## DIRECTIONS
[1] From the passage about Lucero, list every current band member.
[2] Extend the passage about Lucero from the point where it stops.

## TEXT PASSAGE

○ ○ ○ ○

Lucero released their 12th album, Should've Learned By Now on 24th, February 2023. As in their previous two, this album was produced by Matt Ross-Sprang. It is noted for having more upbeat, fun songs that did not suit the darker tone of the previous two.

Pitchfork gave the album a score of 7.5, saying that "what really distinguishes Should’ve Learned by Now from their previous barroom musings is the humor in these songs", while also highlighting drummer, Roy Berry, stating that he's "still one of the most inventive drummers around". Paste Magazine gave it a score of 7.1, saying that the album is "a marriage between the band's surging early angst and latter-day introspection."

==Liberty & Lament==
Liberty & Lament is Lucero's own record label. The label is a part of the EastWest Records family of labels.

==Collaborations and other projects==
The first solo release from frontman Ben Nichols, The Last Pale Light in the West, was released in January 2009 on Lucero's label Liberty & Lament. On November 17, 2013, the title song was featured in the episode "Live Bait" of the AMC series The Walking Dead. The seven-song record was inspired by Cormac McCarthy's book Blood Meridian and recorded with Rick Steff on piano and accordion and Todd Beane on pedal steel.

Nichols released his second solo record, In the Heart of the Mountain, on July 25 2025. The album features Cory Branan on electric guitar, Todd Beene on pedal steel, and Morgan Eve Swain on violin.

In May 2009, Nichols co-starred in MTV's $5 Cover, a Craig Brewer-produced, quasi-fictionalized series about the Memphis music scene. A performance of Lucero's song "San Francisco" at the Young Avenue Deli in Memphis was featured in the trailer for the series.

Ben Nichols's previous band was Red 40 in which he played alongside Colin Brooks and Steve Kooms.

Drummer Roy Berry is half of experimental duo Overjoid and was a member of the Memphis-based band The Simple Ones before joining Lucero.

John Stubblefield has recorded with Jello 1-2-3, North Mississippi Allstars, Jim Dickinson and BigAssTruck (Sack Lunch EP), among others. He co-produced Hill Country Revue's 2010 album Zebra Ranch.

Rick Steff has recorded with Cat Power, Hank Williams Jr., and Dexy's Midnight Runners, among others.

Todd Beene is also currently a member of the Tennessee band Glossary and Chuck Ragan's band.

==Band members==
===Current===
- Ben Nichols – vocals, guitar
- Roy Berry – drums
- John C. Stubblefield – bass
- Rick Steff – piano, organ, accordion
- Brian Venable – guitar

===Past===
- Jeremy Freeze
- Reiko
- Steve Selvidge – guitar (2003)
- John Murry – guitar (2003)

○ ○ ○ ○

Collected data
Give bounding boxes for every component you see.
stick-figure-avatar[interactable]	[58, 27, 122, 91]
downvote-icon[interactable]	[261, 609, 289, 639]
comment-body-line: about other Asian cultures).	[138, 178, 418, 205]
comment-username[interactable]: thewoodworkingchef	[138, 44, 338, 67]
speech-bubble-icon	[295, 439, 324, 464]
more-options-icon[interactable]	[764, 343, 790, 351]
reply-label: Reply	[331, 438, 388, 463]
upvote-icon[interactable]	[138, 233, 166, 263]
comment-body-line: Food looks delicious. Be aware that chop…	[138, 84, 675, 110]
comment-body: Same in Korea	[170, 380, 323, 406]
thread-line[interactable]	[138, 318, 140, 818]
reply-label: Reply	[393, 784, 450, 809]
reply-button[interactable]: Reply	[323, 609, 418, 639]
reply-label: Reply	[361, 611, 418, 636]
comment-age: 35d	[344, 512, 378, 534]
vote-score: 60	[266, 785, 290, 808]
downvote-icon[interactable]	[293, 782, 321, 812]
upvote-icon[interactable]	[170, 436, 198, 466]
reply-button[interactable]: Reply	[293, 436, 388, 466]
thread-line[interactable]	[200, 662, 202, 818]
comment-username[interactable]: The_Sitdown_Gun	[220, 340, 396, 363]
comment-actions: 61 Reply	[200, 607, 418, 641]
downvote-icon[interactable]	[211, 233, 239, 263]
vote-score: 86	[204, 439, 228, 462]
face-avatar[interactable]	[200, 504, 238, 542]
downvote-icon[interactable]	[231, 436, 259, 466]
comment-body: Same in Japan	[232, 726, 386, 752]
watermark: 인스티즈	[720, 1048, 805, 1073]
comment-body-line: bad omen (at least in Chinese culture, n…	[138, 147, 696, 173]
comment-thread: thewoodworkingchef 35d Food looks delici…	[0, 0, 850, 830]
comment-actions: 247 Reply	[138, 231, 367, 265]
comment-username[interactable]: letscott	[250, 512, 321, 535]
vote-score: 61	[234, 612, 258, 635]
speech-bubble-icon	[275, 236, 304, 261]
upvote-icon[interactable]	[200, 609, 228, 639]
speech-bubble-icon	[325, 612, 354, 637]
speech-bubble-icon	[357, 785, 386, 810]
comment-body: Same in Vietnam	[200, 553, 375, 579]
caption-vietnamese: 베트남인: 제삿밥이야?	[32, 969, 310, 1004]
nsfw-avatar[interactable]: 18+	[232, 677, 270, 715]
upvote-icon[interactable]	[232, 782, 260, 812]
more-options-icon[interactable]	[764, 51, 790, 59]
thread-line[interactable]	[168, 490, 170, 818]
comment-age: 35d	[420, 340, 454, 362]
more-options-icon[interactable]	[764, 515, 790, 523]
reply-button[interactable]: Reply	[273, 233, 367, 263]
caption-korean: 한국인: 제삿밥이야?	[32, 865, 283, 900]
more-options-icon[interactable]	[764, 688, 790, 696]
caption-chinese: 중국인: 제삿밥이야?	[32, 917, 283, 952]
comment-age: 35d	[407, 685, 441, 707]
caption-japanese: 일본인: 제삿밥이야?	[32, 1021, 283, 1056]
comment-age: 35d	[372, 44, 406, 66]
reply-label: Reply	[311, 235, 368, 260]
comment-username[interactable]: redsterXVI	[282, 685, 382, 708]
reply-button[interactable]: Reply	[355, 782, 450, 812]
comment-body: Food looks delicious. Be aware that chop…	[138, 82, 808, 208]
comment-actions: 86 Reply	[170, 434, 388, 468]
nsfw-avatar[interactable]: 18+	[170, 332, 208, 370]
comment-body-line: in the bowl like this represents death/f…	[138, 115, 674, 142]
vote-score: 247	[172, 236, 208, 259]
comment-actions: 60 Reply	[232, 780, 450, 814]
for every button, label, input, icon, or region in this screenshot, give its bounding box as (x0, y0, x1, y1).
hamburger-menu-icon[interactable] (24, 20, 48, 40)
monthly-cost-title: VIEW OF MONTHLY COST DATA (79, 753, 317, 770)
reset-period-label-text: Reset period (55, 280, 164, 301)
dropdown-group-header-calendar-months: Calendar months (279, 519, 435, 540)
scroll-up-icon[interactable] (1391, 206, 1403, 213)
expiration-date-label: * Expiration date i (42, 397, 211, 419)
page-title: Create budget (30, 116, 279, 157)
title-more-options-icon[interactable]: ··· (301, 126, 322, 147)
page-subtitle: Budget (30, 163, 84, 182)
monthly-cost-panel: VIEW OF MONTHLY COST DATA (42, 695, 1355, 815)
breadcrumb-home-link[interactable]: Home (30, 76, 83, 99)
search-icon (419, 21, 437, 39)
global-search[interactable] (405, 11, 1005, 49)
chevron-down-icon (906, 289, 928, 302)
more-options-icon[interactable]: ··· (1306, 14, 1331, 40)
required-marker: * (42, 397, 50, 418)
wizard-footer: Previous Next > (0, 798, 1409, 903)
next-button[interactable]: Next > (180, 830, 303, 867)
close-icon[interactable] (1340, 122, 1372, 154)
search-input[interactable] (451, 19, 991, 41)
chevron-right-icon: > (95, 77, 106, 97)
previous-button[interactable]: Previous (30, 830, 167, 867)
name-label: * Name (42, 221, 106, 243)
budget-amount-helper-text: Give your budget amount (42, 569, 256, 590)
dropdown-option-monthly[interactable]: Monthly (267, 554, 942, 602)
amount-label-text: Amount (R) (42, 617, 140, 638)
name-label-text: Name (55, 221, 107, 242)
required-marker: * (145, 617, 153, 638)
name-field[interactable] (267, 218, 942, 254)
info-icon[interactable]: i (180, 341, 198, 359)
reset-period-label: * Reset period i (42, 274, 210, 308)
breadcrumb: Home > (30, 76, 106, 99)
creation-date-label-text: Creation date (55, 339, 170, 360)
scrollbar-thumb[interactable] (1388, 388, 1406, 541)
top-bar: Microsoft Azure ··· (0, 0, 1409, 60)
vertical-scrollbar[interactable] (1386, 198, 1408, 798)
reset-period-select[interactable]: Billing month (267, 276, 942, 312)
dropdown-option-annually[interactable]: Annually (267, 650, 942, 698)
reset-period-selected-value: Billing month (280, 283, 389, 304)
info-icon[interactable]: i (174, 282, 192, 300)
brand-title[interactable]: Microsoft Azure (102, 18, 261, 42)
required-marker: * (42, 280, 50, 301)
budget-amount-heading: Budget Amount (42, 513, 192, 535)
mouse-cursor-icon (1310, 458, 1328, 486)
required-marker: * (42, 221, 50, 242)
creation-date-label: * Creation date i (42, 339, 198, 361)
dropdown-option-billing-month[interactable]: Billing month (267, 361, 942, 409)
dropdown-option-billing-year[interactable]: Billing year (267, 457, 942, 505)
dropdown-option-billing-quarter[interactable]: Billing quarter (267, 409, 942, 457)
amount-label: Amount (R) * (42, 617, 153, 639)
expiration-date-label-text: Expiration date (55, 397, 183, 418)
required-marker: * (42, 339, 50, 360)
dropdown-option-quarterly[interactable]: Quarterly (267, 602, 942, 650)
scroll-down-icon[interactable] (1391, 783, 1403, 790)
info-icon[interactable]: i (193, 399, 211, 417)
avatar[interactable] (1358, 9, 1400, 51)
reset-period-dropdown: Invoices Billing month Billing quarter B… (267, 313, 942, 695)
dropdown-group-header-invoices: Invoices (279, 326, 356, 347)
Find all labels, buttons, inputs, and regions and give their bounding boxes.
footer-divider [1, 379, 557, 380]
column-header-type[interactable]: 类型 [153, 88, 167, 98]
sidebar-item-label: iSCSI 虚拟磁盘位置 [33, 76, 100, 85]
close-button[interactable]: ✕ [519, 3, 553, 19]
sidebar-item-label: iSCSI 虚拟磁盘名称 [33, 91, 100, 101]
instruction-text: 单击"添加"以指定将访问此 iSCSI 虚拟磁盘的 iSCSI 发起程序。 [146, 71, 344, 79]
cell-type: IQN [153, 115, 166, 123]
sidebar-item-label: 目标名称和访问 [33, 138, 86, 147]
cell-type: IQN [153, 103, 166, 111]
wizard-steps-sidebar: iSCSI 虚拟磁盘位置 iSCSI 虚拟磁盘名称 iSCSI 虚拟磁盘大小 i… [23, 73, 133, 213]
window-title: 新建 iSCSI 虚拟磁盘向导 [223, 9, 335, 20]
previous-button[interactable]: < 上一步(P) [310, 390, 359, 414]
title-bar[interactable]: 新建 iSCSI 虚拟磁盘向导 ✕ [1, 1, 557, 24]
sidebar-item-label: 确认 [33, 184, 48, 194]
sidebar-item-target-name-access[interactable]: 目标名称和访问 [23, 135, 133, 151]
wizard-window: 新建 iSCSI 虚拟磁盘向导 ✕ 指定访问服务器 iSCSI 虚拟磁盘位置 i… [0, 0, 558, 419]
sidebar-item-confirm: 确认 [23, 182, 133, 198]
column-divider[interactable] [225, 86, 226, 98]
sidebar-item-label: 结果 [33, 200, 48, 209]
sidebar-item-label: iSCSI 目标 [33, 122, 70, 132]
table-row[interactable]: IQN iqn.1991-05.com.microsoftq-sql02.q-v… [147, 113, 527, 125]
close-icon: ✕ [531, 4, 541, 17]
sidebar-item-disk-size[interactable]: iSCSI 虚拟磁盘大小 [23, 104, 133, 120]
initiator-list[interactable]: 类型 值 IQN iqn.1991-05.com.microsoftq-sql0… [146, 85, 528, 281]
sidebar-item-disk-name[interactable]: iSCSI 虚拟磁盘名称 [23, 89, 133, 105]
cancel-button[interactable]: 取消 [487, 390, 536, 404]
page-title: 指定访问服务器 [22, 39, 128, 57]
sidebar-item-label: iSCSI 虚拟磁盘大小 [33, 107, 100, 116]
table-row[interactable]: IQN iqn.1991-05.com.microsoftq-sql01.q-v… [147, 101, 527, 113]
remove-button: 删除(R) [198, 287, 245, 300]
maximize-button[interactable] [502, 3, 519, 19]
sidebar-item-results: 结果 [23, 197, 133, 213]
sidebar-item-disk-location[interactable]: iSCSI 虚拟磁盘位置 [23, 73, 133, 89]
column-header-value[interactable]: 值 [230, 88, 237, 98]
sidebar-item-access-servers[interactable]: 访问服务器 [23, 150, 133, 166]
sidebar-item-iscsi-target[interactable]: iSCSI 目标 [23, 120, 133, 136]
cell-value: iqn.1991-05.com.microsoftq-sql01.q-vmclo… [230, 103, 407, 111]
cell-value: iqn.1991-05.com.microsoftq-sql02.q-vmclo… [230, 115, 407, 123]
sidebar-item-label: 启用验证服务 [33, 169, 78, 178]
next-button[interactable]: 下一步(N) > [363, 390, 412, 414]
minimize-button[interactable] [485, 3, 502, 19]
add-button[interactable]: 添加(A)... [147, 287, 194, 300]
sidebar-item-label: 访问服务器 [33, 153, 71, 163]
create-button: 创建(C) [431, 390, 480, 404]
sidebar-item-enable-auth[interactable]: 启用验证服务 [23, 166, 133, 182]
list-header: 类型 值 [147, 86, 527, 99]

○ ○ ○ ○

## ANSWERS FOR THE TASKS
[1] Ben Nichols, Roy Berry, John C. Stubblefield, Rick Steff, Brian Venable

[2]
- Todd Gill – guitar (2003–2004)
- Todd Beene

==Discography==
===Studio albums===
- The Attic Tapes (2000)
- Lucero (2001)
- Tennessee (2002)
- That Much Further West (2003)
- Nobody's Darlings (2005)
- Rebels, Rogues & Sworn Brothers (2006)
- 1372 Overton Park (2009)
- Women & Work (2012)
- All a Man Should Do (2015)
- Among the Ghosts (2018)
- When You Found Me (2021)
- Should've Learned by Now (2023)

===Live albums===
- Lucero: Live at Cat's Cradle (2004)
- Dreaming in America (2005)
- Lucero: Live from Atlanta (2014)
- Lucero: Live from Red Rocks (2021)
- Lucero Unplugged (2025)

===Other===
- Lucero (Demo) (1998)
- Eight Paces to Jackson (Soundtrack) (2000)
- Texas & Tennessee (EP) (2013)
- Before the Ghosts: Acoustic Demos and Other Ideas from Among the Ghosts (2019)

===Singles===
- "My Best Girl" (2000)
- "Loggia Split" (2004)
- "Tell Me What It Takes" (2007 – from The Road Mix: Music from the Television Series One Tree Hill)
- "Smoke" (2009)
- "Mom" (2009)
- "Stormy Eyed Valentine" (2017)
- "My Name Is Izzy" (2019) ("Hello My Name Is Izzy" & "'84 300zx" [with T-Tops])
- "Time to Go Home" (2020)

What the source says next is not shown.